*Instructions for the task*. Return the full set of entries below exactly, leaving every image out.

*Records from a data collection*.

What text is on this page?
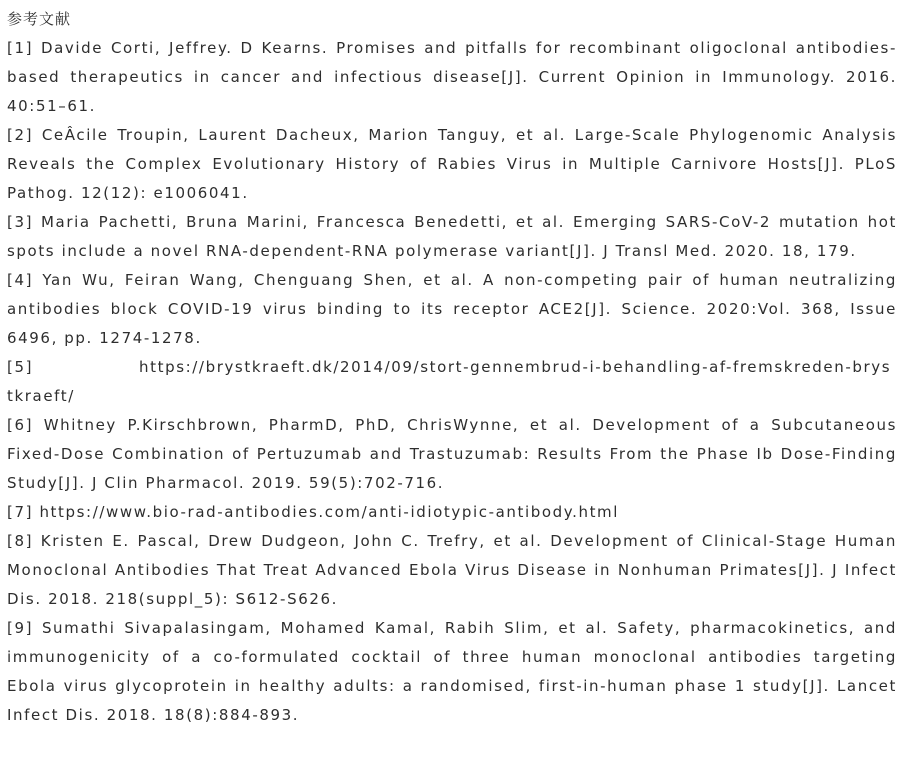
参考文献
[1] Davide Corti, Jeffrey. D Kearns. Promises and pitfalls for recombinant oligoclonal antibodies-based therapeutics in cancer and infectious disease[J]. Current Opinion in Immunology. 2016. 40:51–61.
[2] CeÂcile Troupin, Laurent Dacheux, Marion Tanguy, et al. Large-Scale Phylogenomic Analysis Reveals the Complex Evolutionary History of Rabies Virus in Multiple Carnivore Hosts[J]. PLoS Pathog. 12(12): e1006041.
[3] Maria Pachetti, Bruna Marini, Francesca Benedetti, et al. Emerging SARS-CoV-2 mutation hot spots include a novel RNA-dependent-RNA polymerase variant[J]. J Transl Med. 2020. 18, 179.
[4] Yan Wu, Feiran Wang, Chenguang Shen, et al. A non-competing pair of human neutralizing antibodies block COVID-19 virus binding to its receptor ACE2[J]. Science. 2020:Vol. 368, Issue 6496, pp. 1274-1278.
[5]	https://brystkraeft.dk/2014/09/stort-gennembrud-i-behandling-af-fremskreden-brystkraeft/
[6] Whitney P.Kirschbrown, PharmD, PhD, ChrisWynne, et al. Development of a Subcutaneous Fixed-Dose Combination of Pertuzumab and Trastuzumab: Results From the Phase Ib Dose-Finding Study[J]. J Clin Pharmacol. 2019. 59(5):702-716.
[7] https://www.bio-rad-antibodies.com/anti-idiotypic-antibody.html
[8] Kristen E. Pascal, Drew Dudgeon, John C. Trefry, et al. Development of Clinical-Stage Human Monoclonal Antibodies That Treat Advanced Ebola Virus Disease in Nonhuman Primates[J]. J Infect Dis. 2018. 218(suppl_5): S612-S626.
[9] Sumathi Sivapalasingam, Mohamed Kamal, Rabih Slim, et al. Safety, pharmacokinetics, and immunogenicity of a co-formulated cocktail of three human monoclonal antibodies targeting Ebola virus glycoprotein in healthy adults: a randomised, first-in-human phase 1 study[J]. Lancet Infect Dis. 2018. 18(8):884-893.
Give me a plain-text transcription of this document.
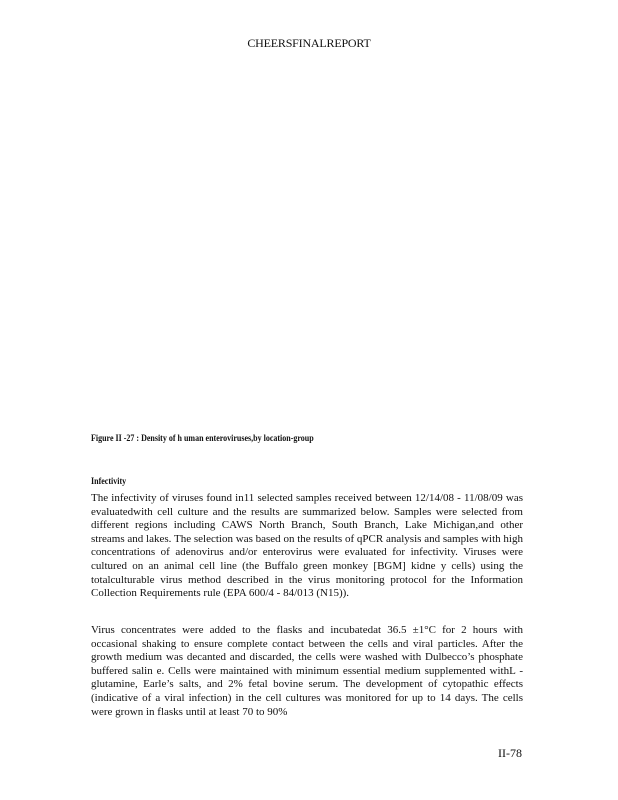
CHEERSFINALREPORT
Figure II -27 : Density of h uman enteroviruses,by location-group
Infectivity

The infectivity of viruses found in11 selected samples received between 12/14/08 - 11/08/09 was evaluatedwith cell culture and the results are summarized below. Samples were selected from different regions including CAWS North Branch, South Branch, Lake Michigan,and other streams and lakes. The selection was based on the results of qPCR analysis and samples with high concentrations of adenovirus and/or enterovirus were evaluated for infectivity. Viruses were cultured on an animal cell line (the Buffalo green monkey [BGM] kidne y cells) using the totalculturable virus method described in the virus monitoring protocol for the Information Collection Requirements rule (EPA 600/4 - 84/013 (N15)).

Virus concentrates were added to the flasks and incubatedat 36.5 ±1°C for 2 hours with occasional shaking to ensure complete contact between the cells and viral particles. After the growth medium was decanted and discarded, the cells were washed with Dulbecco’s phosphate buffered salin e. Cells were maintained with minimum essential medium supplemented withL -glutamine, Earle’s salts, and 2% fetal bovine serum. The development of cytopathic effects (indicative of a viral infection) in the cell cultures was monitored for up to 14 days. The cells were grown in flasks until at least 70 to 90%

II-78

*Task response*.
What text is on this page?
参考文献
[1] Davide Corti, Jeffrey. D Kearns. Promises and pitfalls for recombinant oligoclonal antibodies-based therapeutics in cancer and infectious disease[J]. Current Opinion in Immunology. 2016. 40:51–61.
[2] CeÂcile Troupin, Laurent Dacheux, Marion Tanguy, et al. Large-Scale Phylogenomic Analysis Reveals the Complex Evolutionary History of Rabies Virus in Multiple Carnivore Hosts[J]. PLoS Pathog. 12(12): e1006041.
[3] Maria Pachetti, Bruna Marini, Francesca Benedetti, et al. Emerging SARS-CoV-2 mutation hot spots include a novel RNA-dependent-RNA polymerase variant[J]. J Transl Med. 2020. 18, 179.
[4] Yan Wu, Feiran Wang, Chenguang Shen, et al. A non-competing pair of human neutralizing antibodies block COVID-19 virus binding to its receptor ACE2[J]. Science. 2020:Vol. 368, Issue 6496, pp. 1274-1278.
[5]	https://brystkraeft.dk/2014/09/stort-gennembrud-i-behandling-af-fremskreden-brystkraeft/
[6] Whitney P.Kirschbrown, PharmD, PhD, ChrisWynne, et al. Development of a Subcutaneous Fixed-Dose Combination of Pertuzumab and Trastuzumab: Results From the Phase Ib Dose-Finding Study[J]. J Clin Pharmacol. 2019. 59(5):702-716.
[7] https://www.bio-rad-antibodies.com/anti-idiotypic-antibody.html
[8] Kristen E. Pascal, Drew Dudgeon, John C. Trefry, et al. Development of Clinical-Stage Human Monoclonal Antibodies That Treat Advanced Ebola Virus Disease in Nonhuman Primates[J]. J Infect Dis. 2018. 218(suppl_5): S612-S626.
[9] Sumathi Sivapalasingam, Mohamed Kamal, Rabih Slim, et al. Safety, pharmacokinetics, and immunogenicity of a co-formulated cocktail of three human monoclonal antibodies targeting Ebola virus glycoprotein in healthy adults: a randomised, first-in-human phase 1 study[J]. Lancet Infect Dis. 2018. 18(8):884-893.
Give me a plain-text transcription of this document.
CHEERSFINALREPORT
Figure II -27 : Density of h uman enteroviruses,by location-group
Infectivity

The infectivity of viruses found in11 selected samples received between 12/14/08 - 11/08/09 was evaluatedwith cell culture and the results are summarized below. Samples were selected from different regions including CAWS North Branch, South Branch, Lake Michigan,and other streams and lakes. The selection was based on the results of qPCR analysis and samples with high concentrations of adenovirus and/or enterovirus were evaluated for infectivity. Viruses were cultured on an animal cell line (the Buffalo green monkey [BGM] kidne y cells) using the totalculturable virus method described in the virus monitoring protocol for the Information Collection Requirements rule (EPA 600/4 - 84/013 (N15)).

Virus concentrates were added to the flasks and incubatedat 36.5 ±1°C for 2 hours with occasional shaking to ensure complete contact between the cells and viral particles. After the growth medium was decanted and discarded, the cells were washed with Dulbecco’s phosphate buffered salin e. Cells were maintained with minimum essential medium supplemented withL -glutamine, Earle’s salts, and 2% fetal bovine serum. The development of cytopathic effects (indicative of a viral infection) in the cell cultures was monitored for up to 14 days. The cells were grown in flasks until at least 70 to 90%

II-78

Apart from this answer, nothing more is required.